### PROBLEM STATEMENT:
Gather all lines from the material that contain the word "structured".

Some records
━━━━━━━━
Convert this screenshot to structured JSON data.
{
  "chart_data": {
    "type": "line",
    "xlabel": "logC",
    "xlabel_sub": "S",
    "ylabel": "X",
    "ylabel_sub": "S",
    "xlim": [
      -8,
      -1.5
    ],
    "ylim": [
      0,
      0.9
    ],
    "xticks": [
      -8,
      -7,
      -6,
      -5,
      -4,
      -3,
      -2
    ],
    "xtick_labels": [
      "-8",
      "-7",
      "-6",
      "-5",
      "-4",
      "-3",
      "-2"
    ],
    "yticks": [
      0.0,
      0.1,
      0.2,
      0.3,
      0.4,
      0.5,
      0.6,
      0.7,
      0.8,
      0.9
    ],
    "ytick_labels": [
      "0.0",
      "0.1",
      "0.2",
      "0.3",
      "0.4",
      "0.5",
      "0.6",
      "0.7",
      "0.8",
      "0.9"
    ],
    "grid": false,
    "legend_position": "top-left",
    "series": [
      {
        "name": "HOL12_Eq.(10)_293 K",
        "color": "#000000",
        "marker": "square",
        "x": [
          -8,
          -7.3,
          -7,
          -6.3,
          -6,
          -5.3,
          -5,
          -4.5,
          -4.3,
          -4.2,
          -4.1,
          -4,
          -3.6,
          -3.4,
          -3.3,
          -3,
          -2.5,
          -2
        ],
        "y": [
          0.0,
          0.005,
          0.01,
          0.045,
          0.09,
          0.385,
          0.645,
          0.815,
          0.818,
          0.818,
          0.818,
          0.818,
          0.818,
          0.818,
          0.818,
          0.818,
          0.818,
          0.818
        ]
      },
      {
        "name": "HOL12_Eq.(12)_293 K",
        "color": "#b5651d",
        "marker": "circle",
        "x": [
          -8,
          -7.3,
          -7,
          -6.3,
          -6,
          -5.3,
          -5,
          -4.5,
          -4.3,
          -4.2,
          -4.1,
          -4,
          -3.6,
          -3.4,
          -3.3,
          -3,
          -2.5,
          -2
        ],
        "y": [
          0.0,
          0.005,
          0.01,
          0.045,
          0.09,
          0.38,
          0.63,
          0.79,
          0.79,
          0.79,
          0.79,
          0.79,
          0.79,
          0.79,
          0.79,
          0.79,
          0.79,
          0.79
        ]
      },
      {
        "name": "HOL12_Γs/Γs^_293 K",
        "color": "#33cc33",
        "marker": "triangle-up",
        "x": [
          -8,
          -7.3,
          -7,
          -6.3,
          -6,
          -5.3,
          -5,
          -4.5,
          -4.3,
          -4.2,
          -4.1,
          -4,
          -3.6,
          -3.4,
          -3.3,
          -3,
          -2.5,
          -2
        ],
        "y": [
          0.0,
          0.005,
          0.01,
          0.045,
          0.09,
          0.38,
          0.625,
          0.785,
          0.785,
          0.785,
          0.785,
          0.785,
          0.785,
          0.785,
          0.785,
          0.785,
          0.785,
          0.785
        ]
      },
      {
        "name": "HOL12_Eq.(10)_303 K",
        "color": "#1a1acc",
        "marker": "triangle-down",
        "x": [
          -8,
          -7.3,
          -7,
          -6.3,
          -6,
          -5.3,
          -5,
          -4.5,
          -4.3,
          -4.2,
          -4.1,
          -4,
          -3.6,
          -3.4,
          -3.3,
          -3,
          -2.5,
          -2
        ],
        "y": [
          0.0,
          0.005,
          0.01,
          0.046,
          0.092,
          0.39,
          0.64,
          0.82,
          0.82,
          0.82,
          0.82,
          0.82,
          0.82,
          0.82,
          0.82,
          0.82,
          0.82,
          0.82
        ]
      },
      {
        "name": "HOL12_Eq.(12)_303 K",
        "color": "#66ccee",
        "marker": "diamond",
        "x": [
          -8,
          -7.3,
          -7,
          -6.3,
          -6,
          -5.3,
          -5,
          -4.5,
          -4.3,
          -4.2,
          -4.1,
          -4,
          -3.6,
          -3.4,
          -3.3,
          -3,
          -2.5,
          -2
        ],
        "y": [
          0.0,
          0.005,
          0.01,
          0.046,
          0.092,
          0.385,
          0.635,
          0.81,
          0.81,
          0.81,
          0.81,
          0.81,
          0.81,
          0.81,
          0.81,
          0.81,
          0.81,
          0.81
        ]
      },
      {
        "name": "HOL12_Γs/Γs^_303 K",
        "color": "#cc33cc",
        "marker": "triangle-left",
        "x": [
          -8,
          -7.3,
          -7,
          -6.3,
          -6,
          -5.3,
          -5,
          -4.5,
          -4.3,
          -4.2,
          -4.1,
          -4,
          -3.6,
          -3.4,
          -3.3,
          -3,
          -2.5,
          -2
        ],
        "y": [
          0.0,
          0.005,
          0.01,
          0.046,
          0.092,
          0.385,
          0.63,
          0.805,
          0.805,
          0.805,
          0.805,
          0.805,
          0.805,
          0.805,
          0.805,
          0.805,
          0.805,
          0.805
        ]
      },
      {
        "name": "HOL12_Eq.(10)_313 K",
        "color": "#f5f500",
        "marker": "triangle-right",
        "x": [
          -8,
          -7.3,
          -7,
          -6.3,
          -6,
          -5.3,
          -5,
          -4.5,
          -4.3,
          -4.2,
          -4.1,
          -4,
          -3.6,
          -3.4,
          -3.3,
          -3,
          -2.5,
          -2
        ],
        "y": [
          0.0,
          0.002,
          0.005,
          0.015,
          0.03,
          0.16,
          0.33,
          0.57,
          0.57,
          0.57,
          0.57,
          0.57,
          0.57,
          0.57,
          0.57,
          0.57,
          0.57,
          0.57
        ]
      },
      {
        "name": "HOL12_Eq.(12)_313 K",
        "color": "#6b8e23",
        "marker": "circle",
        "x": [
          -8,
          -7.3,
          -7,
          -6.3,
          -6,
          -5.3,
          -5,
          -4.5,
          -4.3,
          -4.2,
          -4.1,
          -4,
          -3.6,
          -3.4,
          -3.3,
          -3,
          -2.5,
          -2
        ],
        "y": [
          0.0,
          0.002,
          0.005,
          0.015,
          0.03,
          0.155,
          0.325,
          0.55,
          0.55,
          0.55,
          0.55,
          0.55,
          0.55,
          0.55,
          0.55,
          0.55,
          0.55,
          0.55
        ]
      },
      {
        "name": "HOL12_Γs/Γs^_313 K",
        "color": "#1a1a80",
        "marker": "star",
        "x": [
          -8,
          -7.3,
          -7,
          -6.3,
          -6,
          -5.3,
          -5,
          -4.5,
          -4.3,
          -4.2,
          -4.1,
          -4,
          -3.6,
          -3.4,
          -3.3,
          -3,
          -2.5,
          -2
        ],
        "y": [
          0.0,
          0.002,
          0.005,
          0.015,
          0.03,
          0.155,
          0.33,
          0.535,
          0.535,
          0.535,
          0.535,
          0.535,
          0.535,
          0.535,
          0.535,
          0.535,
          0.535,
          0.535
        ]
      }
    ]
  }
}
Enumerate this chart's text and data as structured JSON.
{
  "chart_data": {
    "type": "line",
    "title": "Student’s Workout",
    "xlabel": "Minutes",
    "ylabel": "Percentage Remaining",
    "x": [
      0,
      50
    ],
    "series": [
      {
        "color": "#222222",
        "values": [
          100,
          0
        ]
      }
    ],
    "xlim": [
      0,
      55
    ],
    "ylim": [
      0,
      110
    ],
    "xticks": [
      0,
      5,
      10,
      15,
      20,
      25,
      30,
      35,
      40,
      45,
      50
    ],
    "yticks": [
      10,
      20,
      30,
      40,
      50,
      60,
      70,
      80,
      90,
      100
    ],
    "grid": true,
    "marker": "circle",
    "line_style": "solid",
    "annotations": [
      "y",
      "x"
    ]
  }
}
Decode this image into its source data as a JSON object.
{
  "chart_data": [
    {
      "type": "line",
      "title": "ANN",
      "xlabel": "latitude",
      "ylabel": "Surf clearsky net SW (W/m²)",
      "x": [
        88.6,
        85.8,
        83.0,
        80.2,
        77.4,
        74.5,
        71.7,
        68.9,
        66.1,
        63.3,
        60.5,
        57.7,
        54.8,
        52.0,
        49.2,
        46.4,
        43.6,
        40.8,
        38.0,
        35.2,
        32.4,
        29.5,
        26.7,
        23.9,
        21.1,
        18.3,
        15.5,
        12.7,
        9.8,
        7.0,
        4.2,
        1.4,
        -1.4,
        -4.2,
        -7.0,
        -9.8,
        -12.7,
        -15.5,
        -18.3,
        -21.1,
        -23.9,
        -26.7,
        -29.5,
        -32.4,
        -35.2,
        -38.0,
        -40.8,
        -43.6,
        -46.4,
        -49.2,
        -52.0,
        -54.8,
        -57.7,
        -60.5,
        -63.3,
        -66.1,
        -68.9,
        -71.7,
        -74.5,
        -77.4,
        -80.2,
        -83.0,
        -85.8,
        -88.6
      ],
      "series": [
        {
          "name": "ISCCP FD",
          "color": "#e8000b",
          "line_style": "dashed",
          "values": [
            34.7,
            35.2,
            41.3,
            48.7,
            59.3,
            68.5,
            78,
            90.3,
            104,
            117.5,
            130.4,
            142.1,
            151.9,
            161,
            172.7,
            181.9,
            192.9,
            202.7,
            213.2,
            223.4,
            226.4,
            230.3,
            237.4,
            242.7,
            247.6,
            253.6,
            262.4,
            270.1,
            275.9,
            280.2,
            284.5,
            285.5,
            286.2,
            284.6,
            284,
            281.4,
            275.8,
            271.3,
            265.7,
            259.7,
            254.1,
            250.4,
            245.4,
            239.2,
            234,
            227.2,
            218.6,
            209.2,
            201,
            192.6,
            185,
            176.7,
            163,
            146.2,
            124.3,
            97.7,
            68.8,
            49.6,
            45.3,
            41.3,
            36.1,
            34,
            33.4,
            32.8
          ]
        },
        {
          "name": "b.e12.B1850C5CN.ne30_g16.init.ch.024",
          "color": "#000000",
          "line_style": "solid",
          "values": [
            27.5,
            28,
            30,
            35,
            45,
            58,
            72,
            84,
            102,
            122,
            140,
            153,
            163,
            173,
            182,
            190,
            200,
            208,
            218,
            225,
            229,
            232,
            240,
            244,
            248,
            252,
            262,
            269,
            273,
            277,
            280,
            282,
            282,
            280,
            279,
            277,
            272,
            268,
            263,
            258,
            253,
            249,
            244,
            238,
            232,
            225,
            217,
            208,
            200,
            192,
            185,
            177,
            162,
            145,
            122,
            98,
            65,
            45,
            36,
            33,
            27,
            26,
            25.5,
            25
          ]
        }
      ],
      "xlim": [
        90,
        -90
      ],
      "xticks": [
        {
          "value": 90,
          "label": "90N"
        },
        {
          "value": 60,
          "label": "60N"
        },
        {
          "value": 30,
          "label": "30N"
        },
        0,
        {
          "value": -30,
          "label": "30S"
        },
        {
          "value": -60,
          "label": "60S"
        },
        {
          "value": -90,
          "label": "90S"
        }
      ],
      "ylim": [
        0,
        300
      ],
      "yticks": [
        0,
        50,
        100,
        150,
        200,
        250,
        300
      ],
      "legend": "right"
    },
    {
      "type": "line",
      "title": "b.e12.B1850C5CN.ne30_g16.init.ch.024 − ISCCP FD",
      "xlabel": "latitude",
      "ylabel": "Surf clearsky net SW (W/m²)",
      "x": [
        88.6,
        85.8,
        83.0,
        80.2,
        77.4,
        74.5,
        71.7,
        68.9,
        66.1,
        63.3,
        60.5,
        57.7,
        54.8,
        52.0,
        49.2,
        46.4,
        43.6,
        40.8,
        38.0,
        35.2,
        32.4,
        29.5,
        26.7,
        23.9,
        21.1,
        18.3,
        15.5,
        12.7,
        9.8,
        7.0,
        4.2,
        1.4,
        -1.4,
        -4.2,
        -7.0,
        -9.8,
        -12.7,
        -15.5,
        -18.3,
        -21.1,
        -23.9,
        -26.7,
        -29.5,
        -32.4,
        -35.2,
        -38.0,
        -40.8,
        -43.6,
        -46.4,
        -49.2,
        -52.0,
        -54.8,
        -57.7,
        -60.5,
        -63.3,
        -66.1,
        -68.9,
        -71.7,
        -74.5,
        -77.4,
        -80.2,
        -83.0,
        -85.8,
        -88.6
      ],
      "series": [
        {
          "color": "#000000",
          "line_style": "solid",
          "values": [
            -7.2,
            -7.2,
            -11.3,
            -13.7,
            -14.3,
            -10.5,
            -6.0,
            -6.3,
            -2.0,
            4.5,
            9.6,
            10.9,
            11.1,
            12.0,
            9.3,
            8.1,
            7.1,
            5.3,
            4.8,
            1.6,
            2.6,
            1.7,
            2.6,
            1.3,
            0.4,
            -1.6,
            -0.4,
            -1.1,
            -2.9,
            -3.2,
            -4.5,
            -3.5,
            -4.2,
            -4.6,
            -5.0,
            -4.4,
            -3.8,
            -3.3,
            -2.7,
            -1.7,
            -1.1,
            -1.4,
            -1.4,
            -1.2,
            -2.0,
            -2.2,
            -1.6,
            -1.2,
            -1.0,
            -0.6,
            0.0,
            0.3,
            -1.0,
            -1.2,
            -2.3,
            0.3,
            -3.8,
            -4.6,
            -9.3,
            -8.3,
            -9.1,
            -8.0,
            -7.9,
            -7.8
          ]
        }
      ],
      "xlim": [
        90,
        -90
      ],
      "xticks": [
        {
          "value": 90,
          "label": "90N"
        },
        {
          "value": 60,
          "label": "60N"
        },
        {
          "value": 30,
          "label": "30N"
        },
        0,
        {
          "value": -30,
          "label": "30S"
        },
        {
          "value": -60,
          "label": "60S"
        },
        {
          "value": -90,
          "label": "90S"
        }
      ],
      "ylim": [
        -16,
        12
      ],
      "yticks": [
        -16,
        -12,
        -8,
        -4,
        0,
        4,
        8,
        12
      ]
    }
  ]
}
━━━━━━━━
### RESPONSE TO THIS TASK:
Convert this screenshot to structured JSON data.
Enumerate this chart's text and data as structured JSON.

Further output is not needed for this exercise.